(WHAT YOU NEED TO DO):
Extract all of the entries and give them again, word for word.
** START INPUT FOR THIS TASK **
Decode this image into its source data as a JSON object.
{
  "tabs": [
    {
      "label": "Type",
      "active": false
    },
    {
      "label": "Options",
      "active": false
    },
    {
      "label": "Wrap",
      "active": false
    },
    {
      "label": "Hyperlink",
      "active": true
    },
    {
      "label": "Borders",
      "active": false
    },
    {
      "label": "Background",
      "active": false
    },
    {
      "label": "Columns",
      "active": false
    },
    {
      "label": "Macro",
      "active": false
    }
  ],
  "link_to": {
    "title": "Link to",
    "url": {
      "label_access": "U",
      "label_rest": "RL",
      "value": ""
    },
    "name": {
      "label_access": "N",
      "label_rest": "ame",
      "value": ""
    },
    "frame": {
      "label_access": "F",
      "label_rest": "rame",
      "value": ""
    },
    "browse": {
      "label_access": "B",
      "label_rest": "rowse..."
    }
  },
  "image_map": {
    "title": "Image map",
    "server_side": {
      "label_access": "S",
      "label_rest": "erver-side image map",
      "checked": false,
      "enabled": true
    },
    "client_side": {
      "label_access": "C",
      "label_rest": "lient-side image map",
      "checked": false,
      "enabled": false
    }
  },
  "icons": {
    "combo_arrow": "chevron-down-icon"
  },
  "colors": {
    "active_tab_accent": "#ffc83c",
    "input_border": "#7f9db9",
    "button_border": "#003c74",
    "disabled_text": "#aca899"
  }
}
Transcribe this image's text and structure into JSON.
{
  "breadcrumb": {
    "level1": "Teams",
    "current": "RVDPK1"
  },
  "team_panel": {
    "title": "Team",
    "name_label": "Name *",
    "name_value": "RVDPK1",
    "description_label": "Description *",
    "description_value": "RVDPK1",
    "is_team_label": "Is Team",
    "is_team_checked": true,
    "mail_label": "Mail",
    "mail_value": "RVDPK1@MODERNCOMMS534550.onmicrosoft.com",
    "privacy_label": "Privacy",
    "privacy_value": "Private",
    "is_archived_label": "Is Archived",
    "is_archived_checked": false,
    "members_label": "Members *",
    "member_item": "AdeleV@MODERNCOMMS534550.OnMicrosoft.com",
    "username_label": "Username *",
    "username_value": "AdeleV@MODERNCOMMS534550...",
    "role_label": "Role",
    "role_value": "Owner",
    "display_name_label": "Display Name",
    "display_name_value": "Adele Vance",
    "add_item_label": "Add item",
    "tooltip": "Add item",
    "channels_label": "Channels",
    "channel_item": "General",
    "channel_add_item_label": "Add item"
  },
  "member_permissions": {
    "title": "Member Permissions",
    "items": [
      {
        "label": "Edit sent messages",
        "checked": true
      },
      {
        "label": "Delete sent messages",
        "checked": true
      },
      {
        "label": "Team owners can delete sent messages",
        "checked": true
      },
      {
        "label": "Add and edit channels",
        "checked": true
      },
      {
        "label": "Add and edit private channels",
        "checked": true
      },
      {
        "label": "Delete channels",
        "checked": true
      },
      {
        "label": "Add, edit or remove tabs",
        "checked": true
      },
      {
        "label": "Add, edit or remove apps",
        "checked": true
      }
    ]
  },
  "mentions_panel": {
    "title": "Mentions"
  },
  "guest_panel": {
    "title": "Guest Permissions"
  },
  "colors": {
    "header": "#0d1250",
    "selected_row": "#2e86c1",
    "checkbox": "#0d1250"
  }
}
** END INPUT FOR THIS TASK **
(ANSWER TO THE EXERCISE):
Decode this image into its source data as a JSON object.
{
  "tabs": [
    {
      "label": "Type",
      "active": false
    },
    {
      "label": "Options",
      "active": false
    },
    {
      "label": "Wrap",
      "active": false
    },
    {
      "label": "Hyperlink",
      "active": true
    },
    {
      "label": "Borders",
      "active": false
    },
    {
      "label": "Background",
      "active": false
    },
    {
      "label": "Columns",
      "active": false
    },
    {
      "label": "Macro",
      "active": false
    }
  ],
  "link_to": {
    "title": "Link to",
    "url": {
      "label_access": "U",
      "label_rest": "RL",
      "value": ""
    },
    "name": {
      "label_access": "N",
      "label_rest": "ame",
      "value": ""
    },
    "frame": {
      "label_access": "F",
      "label_rest": "rame",
      "value": ""
    },
    "browse": {
      "label_access": "B",
      "label_rest": "rowse..."
    }
  },
  "image_map": {
    "title": "Image map",
    "server_side": {
      "label_access": "S",
      "label_rest": "erver-side image map",
      "checked": false,
      "enabled": true
    },
    "client_side": {
      "label_access": "C",
      "label_rest": "lient-side image map",
      "checked": false,
      "enabled": false
    }
  },
  "icons": {
    "combo_arrow": "chevron-down-icon"
  },
  "colors": {
    "active_tab_accent": "#ffc83c",
    "input_border": "#7f9db9",
    "button_border": "#003c74",
    "disabled_text": "#aca899"
  }
}
Transcribe this image's text and structure into JSON.
{
  "breadcrumb": {
    "level1": "Teams",
    "current": "RVDPK1"
  },
  "team_panel": {
    "title": "Team",
    "name_label": "Name *",
    "name_value": "RVDPK1",
    "description_label": "Description *",
    "description_value": "RVDPK1",
    "is_team_label": "Is Team",
    "is_team_checked": true,
    "mail_label": "Mail",
    "mail_value": "RVDPK1@MODERNCOMMS534550.onmicrosoft.com",
    "privacy_label": "Privacy",
    "privacy_value": "Private",
    "is_archived_label": "Is Archived",
    "is_archived_checked": false,
    "members_label": "Members *",
    "member_item": "AdeleV@MODERNCOMMS534550.OnMicrosoft.com",
    "username_label": "Username *",
    "username_value": "AdeleV@MODERNCOMMS534550...",
    "role_label": "Role",
    "role_value": "Owner",
    "display_name_label": "Display Name",
    "display_name_value": "Adele Vance",
    "add_item_label": "Add item",
    "tooltip": "Add item",
    "channels_label": "Channels",
    "channel_item": "General",
    "channel_add_item_label": "Add item"
  },
  "member_permissions": {
    "title": "Member Permissions",
    "items": [
      {
        "label": "Edit sent messages",
        "checked": true
      },
      {
        "label": "Delete sent messages",
        "checked": true
      },
      {
        "label": "Team owners can delete sent messages",
        "checked": true
      },
      {
        "label": "Add and edit channels",
        "checked": true
      },
      {
        "label": "Add and edit private channels",
        "checked": true
      },
      {
        "label": "Delete channels",
        "checked": true
      },
      {
        "label": "Add, edit or remove tabs",
        "checked": true
      },
      {
        "label": "Add, edit or remove apps",
        "checked": true
      }
    ]
  },
  "mentions_panel": {
    "title": "Mentions"
  },
  "guest_panel": {
    "title": "Guest Permissions"
  },
  "colors": {
    "header": "#0d1250",
    "selected_row": "#2e86c1",
    "checkbox": "#0d1250"
  }
}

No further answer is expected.